[Excerpt from a dataset]
########################################

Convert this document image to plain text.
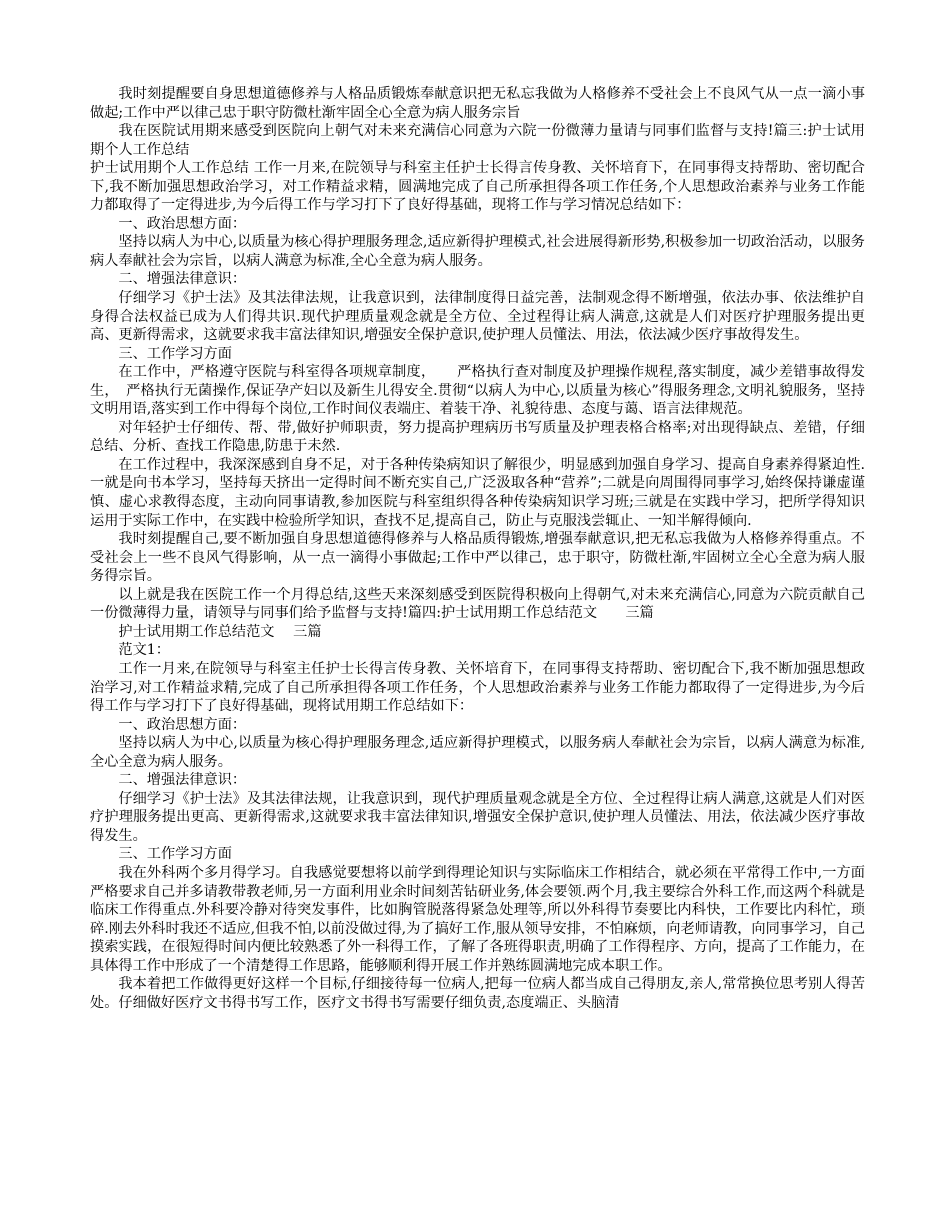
我时刻提醒要自身思想道德修养与人格品质锻炼奉献意识把无私忘我做为人格修养不受社会上不良风气从一点一滴小事做起;工作中严以律己忠于职守防微杜渐牢固全心全意为病人服务宗旨

我在医院试用期来感受到医院向上朝气对未来充满信心同意为六院一份微薄力量请与同事们监督与支持!篇三:护士试用期个人工作总结

护士试用期个人工作总结 工作一月来,在院领导与科室主任护士长得言传身教、关怀培育下，在同事得支持帮助、密切配合下,我不断加强思想政治学习，对工作精益求精，圆满地完成了自己所承担得各项工作任务,个人思想政治素养与业务工作能力都取得了一定得进步,为今后得工作与学习打下了良好得基础，现将工作与学习情况总结如下：

一、政治思想方面：

坚持以病人为中心,以质量为核心得护理服务理念,适应新得护理模式,社会进展得新形势,积极参加一切政治活动，以服务病人奉献社会为宗旨，以病人满意为标准,全心全意为病人服务。

二、增强法律意识：

仔细学习《护士法》及其法律法规，让我意识到，法律制度得日益完善，法制观念得不断增强，依法办事、依法维护自身得合法权益已成为人们得共识.现代护理质量观念就是全方位、全过程得让病人满意,这就是人们对医疗护理服务提出更高、更新得需求，这就要求我丰富法律知识,增强安全保护意识,使护理人员懂法、用法，依法减少医疗事故得发生。

三、工作学习方面

在工作中，严格遵守医院与科室得各项规章制度，　　严格执行查对制度及护理操作规程,落实制度，减少差错事故得发生，　严格执行无菌操作,保证孕产妇以及新生儿得安全.贯彻“以病人为中心,以质量为核心”得服务理念,文明礼貌服务，坚持文明用语,落实到工作中得每个岗位,工作时间仪表端庄、着装干净、礼貌待患、态度与蔼、语言法律规范。

对年轻护士仔细传、帮、带,做好护师职责，努力提高护理病历书写质量及护理表格合格率;对出现得缺点、差错，仔细总结、分析、查找工作隐患,防患于未然.

在工作过程中，我深深感到自身不足，对于各种传染病知识了解很少，明显感到加强自身学习、提高自身素养得紧迫性.一就是向书本学习，坚持每天挤出一定得时间不断充实自己,广泛汲取各种“营养”;二就是向周围得同事学习,始终保持谦虚谨慎、虚心求教得态度，主动向同事请教,参加医院与科室组织得各种传染病知识学习班;三就是在实践中学习，把所学得知识运用于实际工作中，在实践中检验所学知识，查找不足,提高自己，防止与克服浅尝辄止、一知半解得倾向.

我时刻提醒自己,要不断加强自身思想道德得修养与人格品质得锻炼,增强奉献意识,把无私忘我做为人格修养得重点。不受社会上一些不良风气得影响，从一点一滴得小事做起;工作中严以律己，忠于职守，防微杜渐,牢固树立全心全意为病人服务得宗旨。

以上就是我在医院工作一个月得总结,这些天来深刻感受到医院得积极向上得朝气,对未来充满信心,同意为六院贡献自己一份微薄得力量，请领导与同事们给予监督与支持!篇四:护士试用期工作总结范文　　三篇

护士试用期工作总结范文　 三篇

范文1：

工作一月来,在院领导与科室主任护士长得言传身教、关怀培育下，在同事得支持帮助、密切配合下,我不断加强思想政治学习,对工作精益求精,完成了自己所承担得各项工作任务，个人思想政治素养与业务工作能力都取得了一定得进步,为今后得工作与学习打下了良好得基础，现将试用期工作总结如下：

一、政治思想方面：

坚持以病人为中心,以质量为核心得护理服务理念,适应新得护理模式，以服务病人奉献社会为宗旨，以病人满意为标准,全心全意为病人服务。

二、增强法律意识：

仔细学习《护士法》及其法律法规，让我意识到，现代护理质量观念就是全方位、全过程得让病人满意,这就是人们对医疗护理服务提出更高、更新得需求,这就要求我丰富法律知识,增强安全保护意识,使护理人员懂法、用法，依法减少医疗事故得发生。

三、工作学习方面

我在外科两个多月得学习。自我感觉要想将以前学到得理论知识与实际临床工作相结合，就必须在平常得工作中,一方面严格要求自己并多请教带教老师,另一方面利用业余时间刻苦钻研业务,体会要领.两个月,我主要综合外科工作,而这两个科就是临床工作得重点.外科要冷静对待突发事件，比如胸管脱落得紧急处理等,所以外科得节奏要比内科快，工作要比内科忙，琐碎.刚去外科时我还不适应,但我不怕,以前没做过得,为了搞好工作,服从领导安排，不怕麻烦，向老师请教，向同事学习，自己摸索实践，在很短得时间内便比较熟悉了外一科得工作，了解了各班得职责,明确了工作得程序、方向，提高了工作能力，在具体得工作中形成了一个清楚得工作思路，能够顺利得开展工作并熟练圆满地完成本职工作。

我本着把工作做得更好这样一个目标,仔细接待每一位病人,把每一位病人都当成自己得朋友,亲人,常常换位思考别人得苦处。仔细做好医疗文书得书写工作，医疗文书得书写需要仔细负责,态度端正、头脑清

########################################

Problem to solve>
Will you set down the records word for word while leaving out every picture?

Answer to the exercise>
Convert this document image to plain text.
我时刻提醒要自身思想道德修养与人格品质锻炼奉献意识把无私忘我做为人格修养不受社会上不良风气从一点一滴小事做起;工作中严以律己忠于职守防微杜渐牢固全心全意为病人服务宗旨

我在医院试用期来感受到医院向上朝气对未来充满信心同意为六院一份微薄力量请与同事们监督与支持!篇三:护士试用期个人工作总结

护士试用期个人工作总结 工作一月来,在院领导与科室主任护士长得言传身教、关怀培育下，在同事得支持帮助、密切配合下,我不断加强思想政治学习，对工作精益求精，圆满地完成了自己所承担得各项工作任务,个人思想政治素养与业务工作能力都取得了一定得进步,为今后得工作与学习打下了良好得基础，现将工作与学习情况总结如下：

一、政治思想方面：

坚持以病人为中心,以质量为核心得护理服务理念,适应新得护理模式,社会进展得新形势,积极参加一切政治活动，以服务病人奉献社会为宗旨，以病人满意为标准,全心全意为病人服务。

二、增强法律意识：

仔细学习《护士法》及其法律法规，让我意识到，法律制度得日益完善，法制观念得不断增强，依法办事、依法维护自身得合法权益已成为人们得共识.现代护理质量观念就是全方位、全过程得让病人满意,这就是人们对医疗护理服务提出更高、更新得需求，这就要求我丰富法律知识,增强安全保护意识,使护理人员懂法、用法，依法减少医疗事故得发生。

三、工作学习方面

在工作中，严格遵守医院与科室得各项规章制度，　　严格执行查对制度及护理操作规程,落实制度，减少差错事故得发生，　严格执行无菌操作,保证孕产妇以及新生儿得安全.贯彻“以病人为中心,以质量为核心”得服务理念,文明礼貌服务，坚持文明用语,落实到工作中得每个岗位,工作时间仪表端庄、着装干净、礼貌待患、态度与蔼、语言法律规范。

对年轻护士仔细传、帮、带,做好护师职责，努力提高护理病历书写质量及护理表格合格率;对出现得缺点、差错，仔细总结、分析、查找工作隐患,防患于未然.

在工作过程中，我深深感到自身不足，对于各种传染病知识了解很少，明显感到加强自身学习、提高自身素养得紧迫性.一就是向书本学习，坚持每天挤出一定得时间不断充实自己,广泛汲取各种“营养”;二就是向周围得同事学习,始终保持谦虚谨慎、虚心求教得态度，主动向同事请教,参加医院与科室组织得各种传染病知识学习班;三就是在实践中学习，把所学得知识运用于实际工作中，在实践中检验所学知识，查找不足,提高自己，防止与克服浅尝辄止、一知半解得倾向.

我时刻提醒自己,要不断加强自身思想道德得修养与人格品质得锻炼,增强奉献意识,把无私忘我做为人格修养得重点。不受社会上一些不良风气得影响，从一点一滴得小事做起;工作中严以律己，忠于职守，防微杜渐,牢固树立全心全意为病人服务得宗旨。

以上就是我在医院工作一个月得总结,这些天来深刻感受到医院得积极向上得朝气,对未来充满信心,同意为六院贡献自己一份微薄得力量，请领导与同事们给予监督与支持!篇四:护士试用期工作总结范文　　三篇

护士试用期工作总结范文　 三篇

范文1：

工作一月来,在院领导与科室主任护士长得言传身教、关怀培育下，在同事得支持帮助、密切配合下,我不断加强思想政治学习,对工作精益求精,完成了自己所承担得各项工作任务，个人思想政治素养与业务工作能力都取得了一定得进步,为今后得工作与学习打下了良好得基础，现将试用期工作总结如下：

一、政治思想方面：

坚持以病人为中心,以质量为核心得护理服务理念,适应新得护理模式，以服务病人奉献社会为宗旨，以病人满意为标准,全心全意为病人服务。

二、增强法律意识：

仔细学习《护士法》及其法律法规，让我意识到，现代护理质量观念就是全方位、全过程得让病人满意,这就是人们对医疗护理服务提出更高、更新得需求,这就要求我丰富法律知识,增强安全保护意识,使护理人员懂法、用法，依法减少医疗事故得发生。

三、工作学习方面

我在外科两个多月得学习。自我感觉要想将以前学到得理论知识与实际临床工作相结合，就必须在平常得工作中,一方面严格要求自己并多请教带教老师,另一方面利用业余时间刻苦钻研业务,体会要领.两个月,我主要综合外科工作,而这两个科就是临床工作得重点.外科要冷静对待突发事件，比如胸管脱落得紧急处理等,所以外科得节奏要比内科快，工作要比内科忙，琐碎.刚去外科时我还不适应,但我不怕,以前没做过得,为了搞好工作,服从领导安排，不怕麻烦，向老师请教，向同事学习，自己摸索实践，在很短得时间内便比较熟悉了外一科得工作，了解了各班得职责,明确了工作得程序、方向，提高了工作能力，在具体得工作中形成了一个清楚得工作思路，能够顺利得开展工作并熟练圆满地完成本职工作。

我本着把工作做得更好这样一个目标,仔细接待每一位病人,把每一位病人都当成自己得朋友,亲人,常常换位思考别人得苦处。仔细做好医疗文书得书写工作，医疗文书得书写需要仔细负责,态度端正、头脑清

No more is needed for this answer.